■ RECORDS SUPPLIED
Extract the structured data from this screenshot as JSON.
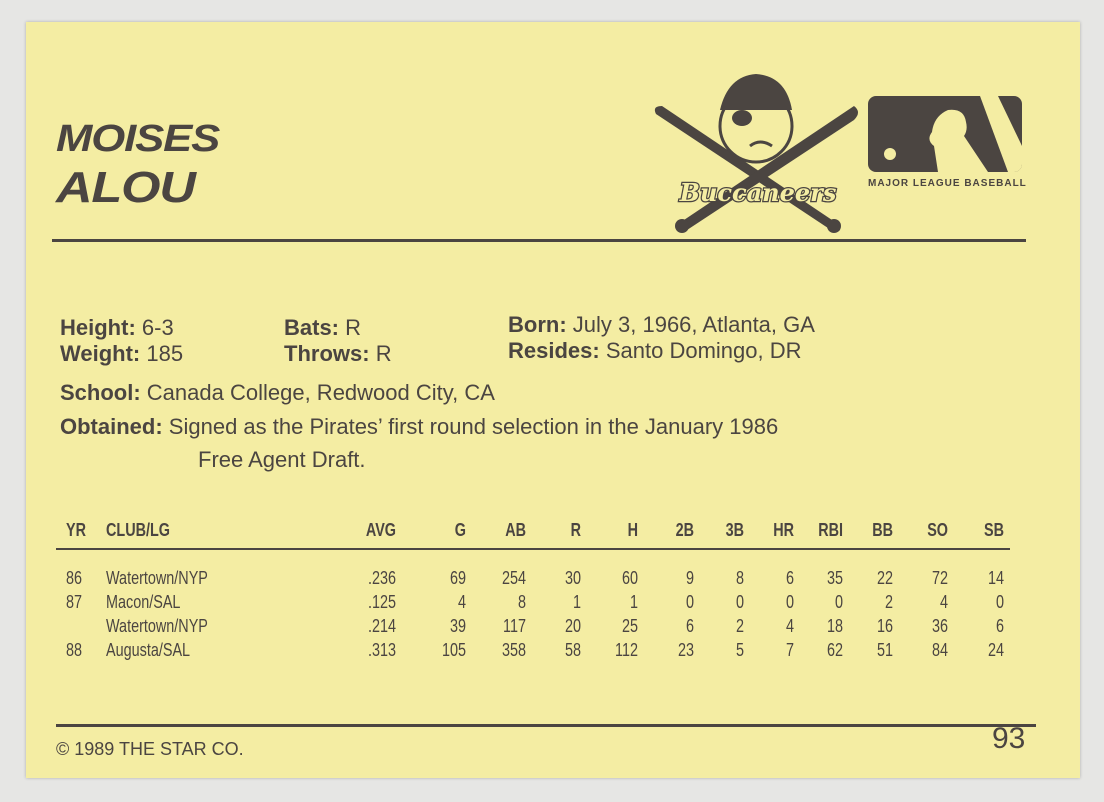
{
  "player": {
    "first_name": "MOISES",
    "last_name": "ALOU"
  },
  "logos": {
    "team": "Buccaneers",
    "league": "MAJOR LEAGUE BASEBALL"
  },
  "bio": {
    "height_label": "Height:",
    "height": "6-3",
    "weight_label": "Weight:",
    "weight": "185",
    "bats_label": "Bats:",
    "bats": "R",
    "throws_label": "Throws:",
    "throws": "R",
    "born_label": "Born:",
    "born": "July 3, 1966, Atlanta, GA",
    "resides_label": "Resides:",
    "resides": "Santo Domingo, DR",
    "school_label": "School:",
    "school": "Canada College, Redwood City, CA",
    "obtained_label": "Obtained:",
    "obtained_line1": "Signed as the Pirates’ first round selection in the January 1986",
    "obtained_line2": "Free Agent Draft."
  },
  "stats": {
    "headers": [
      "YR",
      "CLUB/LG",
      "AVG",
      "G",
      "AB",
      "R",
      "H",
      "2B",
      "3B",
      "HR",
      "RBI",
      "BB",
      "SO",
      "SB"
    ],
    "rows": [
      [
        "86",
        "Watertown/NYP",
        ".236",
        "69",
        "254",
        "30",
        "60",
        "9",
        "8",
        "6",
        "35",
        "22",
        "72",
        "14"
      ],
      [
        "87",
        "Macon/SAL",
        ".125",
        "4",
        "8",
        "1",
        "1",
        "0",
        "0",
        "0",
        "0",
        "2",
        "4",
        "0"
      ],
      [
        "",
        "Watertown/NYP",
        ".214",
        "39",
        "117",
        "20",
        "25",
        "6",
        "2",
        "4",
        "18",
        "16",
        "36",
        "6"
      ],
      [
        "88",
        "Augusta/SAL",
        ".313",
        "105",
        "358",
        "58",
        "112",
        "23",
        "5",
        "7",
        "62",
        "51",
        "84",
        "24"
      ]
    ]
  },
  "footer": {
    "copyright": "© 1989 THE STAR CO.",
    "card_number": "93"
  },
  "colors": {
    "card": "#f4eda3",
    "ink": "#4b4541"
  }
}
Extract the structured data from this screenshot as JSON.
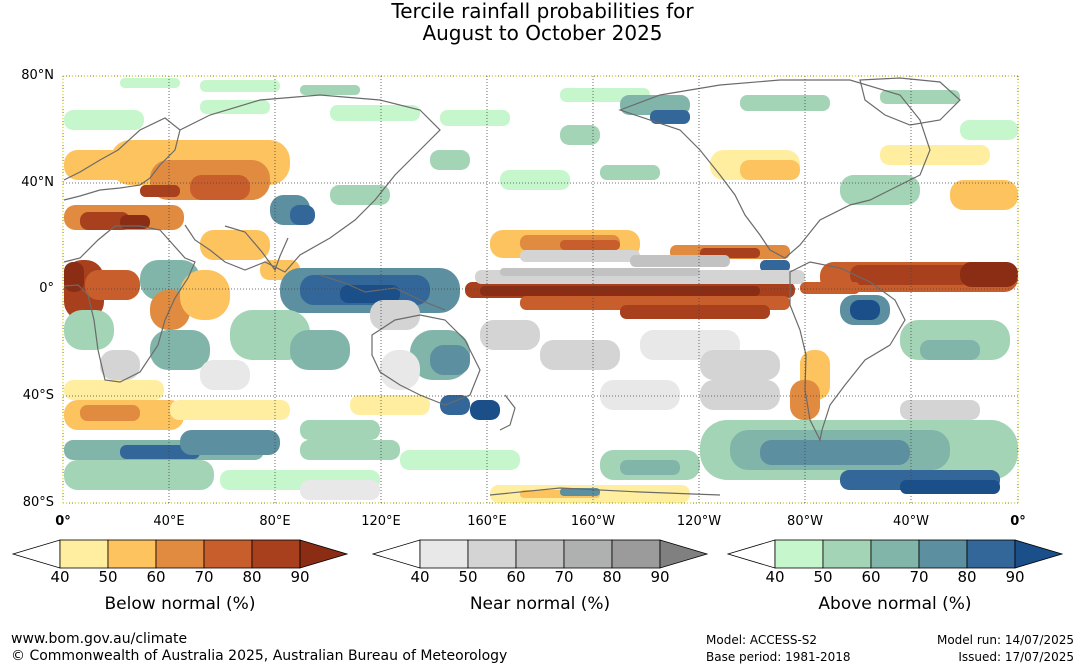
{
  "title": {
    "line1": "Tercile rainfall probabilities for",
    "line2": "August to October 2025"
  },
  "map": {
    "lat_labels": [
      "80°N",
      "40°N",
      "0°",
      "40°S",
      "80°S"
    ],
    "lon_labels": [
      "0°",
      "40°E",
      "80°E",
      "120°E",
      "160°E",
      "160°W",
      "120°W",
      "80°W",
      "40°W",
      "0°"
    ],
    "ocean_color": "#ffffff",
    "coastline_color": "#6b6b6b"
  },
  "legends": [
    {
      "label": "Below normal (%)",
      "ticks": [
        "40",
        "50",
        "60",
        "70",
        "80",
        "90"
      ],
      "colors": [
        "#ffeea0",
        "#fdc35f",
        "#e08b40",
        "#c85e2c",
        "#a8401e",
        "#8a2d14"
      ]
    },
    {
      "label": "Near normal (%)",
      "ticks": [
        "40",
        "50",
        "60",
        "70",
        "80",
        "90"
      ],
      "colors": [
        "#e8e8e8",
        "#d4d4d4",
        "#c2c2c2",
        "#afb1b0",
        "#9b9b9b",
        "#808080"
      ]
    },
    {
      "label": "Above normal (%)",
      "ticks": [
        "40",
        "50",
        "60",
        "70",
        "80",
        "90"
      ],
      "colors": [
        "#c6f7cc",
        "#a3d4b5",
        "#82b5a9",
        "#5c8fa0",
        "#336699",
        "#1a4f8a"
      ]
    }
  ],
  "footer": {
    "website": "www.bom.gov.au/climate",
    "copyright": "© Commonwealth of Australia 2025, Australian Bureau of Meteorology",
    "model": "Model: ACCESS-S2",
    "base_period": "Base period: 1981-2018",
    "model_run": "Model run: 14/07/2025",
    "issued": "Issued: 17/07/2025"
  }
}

■ SHORT TASK
Transcribe all of the entries word for word, but skip any pictures they contain.

■ ANSWER FOR THE TASK
Extract the structured data from this screenshot as JSON.
{
  "player": {
    "first_name": "MOISES",
    "last_name": "ALOU"
  },
  "logos": {
    "team": "Buccaneers",
    "league": "MAJOR LEAGUE BASEBALL"
  },
  "bio": {
    "height_label": "Height:",
    "height": "6-3",
    "weight_label": "Weight:",
    "weight": "185",
    "bats_label": "Bats:",
    "bats": "R",
    "throws_label": "Throws:",
    "throws": "R",
    "born_label": "Born:",
    "born": "July 3, 1966, Atlanta, GA",
    "resides_label": "Resides:",
    "resides": "Santo Domingo, DR",
    "school_label": "School:",
    "school": "Canada College, Redwood City, CA",
    "obtained_label": "Obtained:",
    "obtained_line1": "Signed as the Pirates’ first round selection in the January 1986",
    "obtained_line2": "Free Agent Draft."
  },
  "stats": {
    "headers": [
      "YR",
      "CLUB/LG",
      "AVG",
      "G",
      "AB",
      "R",
      "H",
      "2B",
      "3B",
      "HR",
      "RBI",
      "BB",
      "SO",
      "SB"
    ],
    "rows": [
      [
        "86",
        "Watertown/NYP",
        ".236",
        "69",
        "254",
        "30",
        "60",
        "9",
        "8",
        "6",
        "35",
        "22",
        "72",
        "14"
      ],
      [
        "87",
        "Macon/SAL",
        ".125",
        "4",
        "8",
        "1",
        "1",
        "0",
        "0",
        "0",
        "0",
        "2",
        "4",
        "0"
      ],
      [
        "",
        "Watertown/NYP",
        ".214",
        "39",
        "117",
        "20",
        "25",
        "6",
        "2",
        "4",
        "18",
        "16",
        "36",
        "6"
      ],
      [
        "88",
        "Augusta/SAL",
        ".313",
        "105",
        "358",
        "58",
        "112",
        "23",
        "5",
        "7",
        "62",
        "51",
        "84",
        "24"
      ]
    ]
  },
  "footer": {
    "copyright": "© 1989 THE STAR CO.",
    "card_number": "93"
  },
  "colors": {
    "card": "#f4eda3",
    "ink": "#4b4541"
  }
}
Extract the structured data from this screenshot as JSON.
{
  "title": {
    "line1": "Tercile rainfall probabilities for",
    "line2": "August to October 2025"
  },
  "map": {
    "lat_labels": [
      "80°N",
      "40°N",
      "0°",
      "40°S",
      "80°S"
    ],
    "lon_labels": [
      "0°",
      "40°E",
      "80°E",
      "120°E",
      "160°E",
      "160°W",
      "120°W",
      "80°W",
      "40°W",
      "0°"
    ],
    "ocean_color": "#ffffff",
    "coastline_color": "#6b6b6b"
  },
  "legends": [
    {
      "label": "Below normal (%)",
      "ticks": [
        "40",
        "50",
        "60",
        "70",
        "80",
        "90"
      ],
      "colors": [
        "#ffeea0",
        "#fdc35f",
        "#e08b40",
        "#c85e2c",
        "#a8401e",
        "#8a2d14"
      ]
    },
    {
      "label": "Near normal (%)",
      "ticks": [
        "40",
        "50",
        "60",
        "70",
        "80",
        "90"
      ],
      "colors": [
        "#e8e8e8",
        "#d4d4d4",
        "#c2c2c2",
        "#afb1b0",
        "#9b9b9b",
        "#808080"
      ]
    },
    {
      "label": "Above normal (%)",
      "ticks": [
        "40",
        "50",
        "60",
        "70",
        "80",
        "90"
      ],
      "colors": [
        "#c6f7cc",
        "#a3d4b5",
        "#82b5a9",
        "#5c8fa0",
        "#336699",
        "#1a4f8a"
      ]
    }
  ],
  "footer": {
    "website": "www.bom.gov.au/climate",
    "copyright": "© Commonwealth of Australia 2025, Australian Bureau of Meteorology",
    "model": "Model: ACCESS-S2",
    "base_period": "Base period: 1981-2018",
    "model_run": "Model run: 14/07/2025",
    "issued": "Issued: 17/07/2025"
  }
}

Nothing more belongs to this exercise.